**Provided material:**
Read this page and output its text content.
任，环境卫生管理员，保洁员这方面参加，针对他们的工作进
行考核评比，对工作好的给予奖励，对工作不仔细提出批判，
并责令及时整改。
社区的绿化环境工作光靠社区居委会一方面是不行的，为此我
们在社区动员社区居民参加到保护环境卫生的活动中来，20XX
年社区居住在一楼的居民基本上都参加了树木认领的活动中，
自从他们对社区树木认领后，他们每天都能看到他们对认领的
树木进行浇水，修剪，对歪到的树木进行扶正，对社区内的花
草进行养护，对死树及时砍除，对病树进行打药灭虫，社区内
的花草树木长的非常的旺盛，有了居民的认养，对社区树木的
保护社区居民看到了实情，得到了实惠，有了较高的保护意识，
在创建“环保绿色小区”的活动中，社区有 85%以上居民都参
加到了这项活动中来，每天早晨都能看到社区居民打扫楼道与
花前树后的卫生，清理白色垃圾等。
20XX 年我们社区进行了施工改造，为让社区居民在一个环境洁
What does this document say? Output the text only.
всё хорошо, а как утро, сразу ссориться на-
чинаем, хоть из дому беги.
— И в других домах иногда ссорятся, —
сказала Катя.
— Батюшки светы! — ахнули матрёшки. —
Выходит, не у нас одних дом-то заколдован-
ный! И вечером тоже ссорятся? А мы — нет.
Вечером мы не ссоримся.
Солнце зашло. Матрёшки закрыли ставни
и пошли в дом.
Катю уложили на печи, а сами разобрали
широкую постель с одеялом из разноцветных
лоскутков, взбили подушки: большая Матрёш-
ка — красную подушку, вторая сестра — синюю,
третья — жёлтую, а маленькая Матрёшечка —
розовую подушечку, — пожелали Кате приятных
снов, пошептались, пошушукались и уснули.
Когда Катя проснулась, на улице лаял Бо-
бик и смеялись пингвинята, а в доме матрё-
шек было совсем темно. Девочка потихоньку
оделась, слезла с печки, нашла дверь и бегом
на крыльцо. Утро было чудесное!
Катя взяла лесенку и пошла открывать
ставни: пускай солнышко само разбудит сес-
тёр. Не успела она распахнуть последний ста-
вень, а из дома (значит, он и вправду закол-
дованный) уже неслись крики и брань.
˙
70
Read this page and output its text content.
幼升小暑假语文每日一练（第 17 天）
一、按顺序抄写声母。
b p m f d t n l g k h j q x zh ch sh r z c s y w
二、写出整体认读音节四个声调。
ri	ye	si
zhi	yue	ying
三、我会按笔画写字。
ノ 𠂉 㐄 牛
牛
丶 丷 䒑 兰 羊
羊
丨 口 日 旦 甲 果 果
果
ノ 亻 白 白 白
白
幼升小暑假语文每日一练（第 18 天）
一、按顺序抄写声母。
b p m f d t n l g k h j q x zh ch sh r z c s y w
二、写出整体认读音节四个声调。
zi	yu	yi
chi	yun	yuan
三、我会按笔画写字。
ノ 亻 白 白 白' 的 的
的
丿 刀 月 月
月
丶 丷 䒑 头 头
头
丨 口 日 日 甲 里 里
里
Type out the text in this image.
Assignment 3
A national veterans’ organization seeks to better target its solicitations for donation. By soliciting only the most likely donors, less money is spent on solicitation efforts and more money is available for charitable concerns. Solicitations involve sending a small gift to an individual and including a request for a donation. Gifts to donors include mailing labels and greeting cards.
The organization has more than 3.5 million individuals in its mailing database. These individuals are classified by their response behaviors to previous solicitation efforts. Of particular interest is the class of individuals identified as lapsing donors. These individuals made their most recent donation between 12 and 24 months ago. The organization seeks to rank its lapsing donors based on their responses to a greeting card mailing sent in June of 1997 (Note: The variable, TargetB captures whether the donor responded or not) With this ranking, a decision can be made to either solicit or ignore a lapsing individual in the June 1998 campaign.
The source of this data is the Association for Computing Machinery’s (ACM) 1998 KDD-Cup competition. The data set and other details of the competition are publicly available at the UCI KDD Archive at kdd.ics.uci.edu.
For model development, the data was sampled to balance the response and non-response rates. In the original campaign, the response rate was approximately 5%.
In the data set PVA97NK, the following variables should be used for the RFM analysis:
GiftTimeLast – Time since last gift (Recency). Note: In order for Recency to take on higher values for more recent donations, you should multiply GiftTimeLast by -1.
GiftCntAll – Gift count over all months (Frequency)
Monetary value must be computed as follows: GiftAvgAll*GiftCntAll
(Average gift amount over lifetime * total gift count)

**Stated goal:**
Whenever "text" turns up in a line, pick that line out.

**Right answer:**
Read this page and output its text content.
What does this document say? Output the text only.
Read this page and output its text content.
Type out the text in this image.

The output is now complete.